_Description of the task_
In the entries, find all lines that hold the word "always" and copy them.

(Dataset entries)
◆ ◆ ◆ ◆

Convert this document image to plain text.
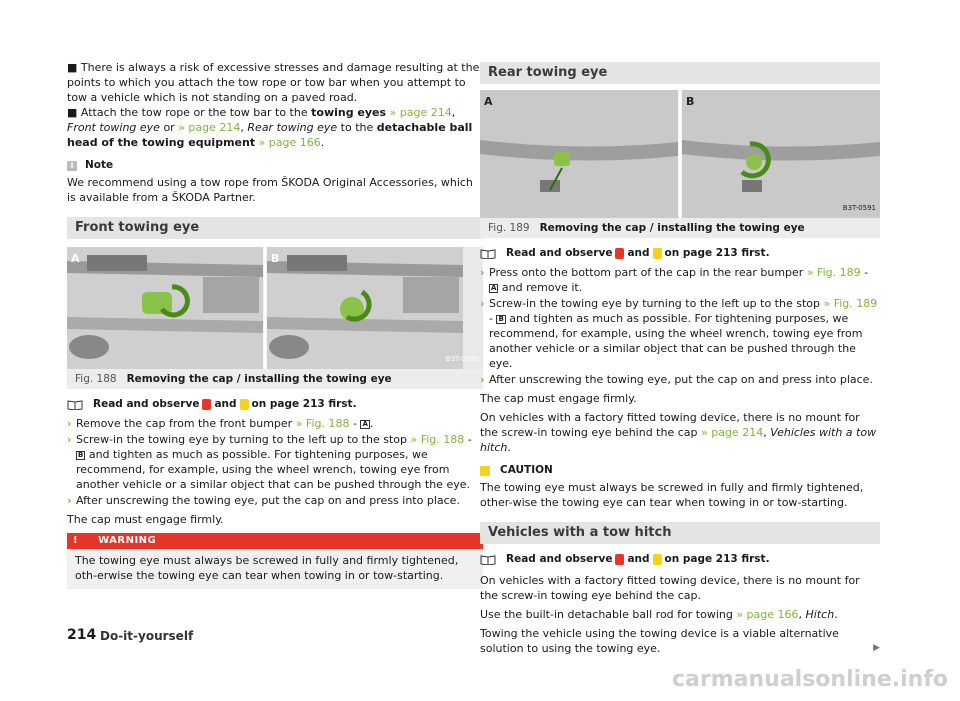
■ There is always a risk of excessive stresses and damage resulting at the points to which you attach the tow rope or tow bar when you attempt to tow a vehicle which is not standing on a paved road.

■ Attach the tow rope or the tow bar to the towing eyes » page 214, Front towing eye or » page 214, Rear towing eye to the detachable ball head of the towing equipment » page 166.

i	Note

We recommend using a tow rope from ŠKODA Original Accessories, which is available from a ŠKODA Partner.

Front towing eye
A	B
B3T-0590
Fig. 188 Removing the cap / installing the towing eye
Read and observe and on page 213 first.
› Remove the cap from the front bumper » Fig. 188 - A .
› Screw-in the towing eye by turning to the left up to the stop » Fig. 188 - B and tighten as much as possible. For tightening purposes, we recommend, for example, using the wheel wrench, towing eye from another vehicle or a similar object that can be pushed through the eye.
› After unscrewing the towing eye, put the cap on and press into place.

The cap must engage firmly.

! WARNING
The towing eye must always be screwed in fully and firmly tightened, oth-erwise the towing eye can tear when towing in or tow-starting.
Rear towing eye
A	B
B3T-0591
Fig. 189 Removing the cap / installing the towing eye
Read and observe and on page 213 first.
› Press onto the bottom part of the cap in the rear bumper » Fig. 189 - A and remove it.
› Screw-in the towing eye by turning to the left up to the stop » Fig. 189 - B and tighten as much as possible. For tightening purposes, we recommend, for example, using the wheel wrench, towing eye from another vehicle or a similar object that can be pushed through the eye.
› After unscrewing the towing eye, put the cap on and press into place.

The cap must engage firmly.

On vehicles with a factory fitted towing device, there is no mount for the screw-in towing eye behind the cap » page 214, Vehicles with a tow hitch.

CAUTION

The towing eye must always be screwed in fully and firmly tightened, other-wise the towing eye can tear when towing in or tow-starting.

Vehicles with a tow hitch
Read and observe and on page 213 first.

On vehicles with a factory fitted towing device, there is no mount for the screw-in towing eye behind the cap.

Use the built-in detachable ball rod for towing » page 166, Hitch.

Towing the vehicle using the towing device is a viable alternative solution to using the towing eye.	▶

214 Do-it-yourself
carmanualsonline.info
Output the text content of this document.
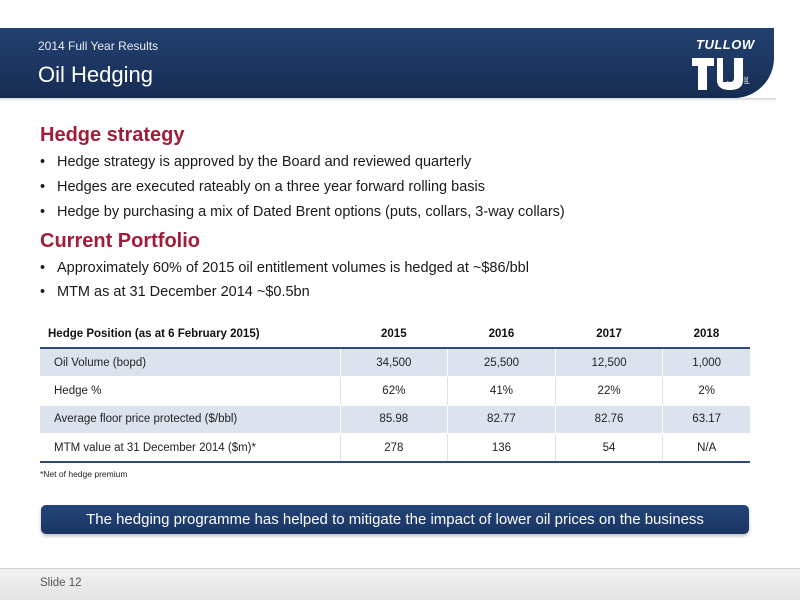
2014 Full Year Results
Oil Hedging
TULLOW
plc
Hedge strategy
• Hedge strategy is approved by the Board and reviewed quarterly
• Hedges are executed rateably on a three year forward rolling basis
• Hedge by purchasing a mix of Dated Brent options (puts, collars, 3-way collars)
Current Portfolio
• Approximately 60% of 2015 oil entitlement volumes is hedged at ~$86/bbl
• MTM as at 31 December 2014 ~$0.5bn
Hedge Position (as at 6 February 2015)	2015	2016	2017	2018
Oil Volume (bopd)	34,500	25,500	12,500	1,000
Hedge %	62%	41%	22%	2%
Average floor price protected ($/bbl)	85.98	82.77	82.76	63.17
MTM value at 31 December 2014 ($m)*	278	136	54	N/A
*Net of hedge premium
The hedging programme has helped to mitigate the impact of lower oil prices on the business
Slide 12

◆ ◆ ◆ ◆

_Answer to the exercise_
■ There is always a risk of excessive stresses and damage resulting at the points to which you attach the tow rope or tow bar when you attempt to tow a vehicle which is not standing on a paved road.
The towing eye must always be screwed in fully and firmly tightened, oth-erwise the towing eye can tear when towing in or tow-starting.
The towing eye must always be screwed in fully and firmly tightened, other-wise the towing eye can tear when towing in or tow-starting.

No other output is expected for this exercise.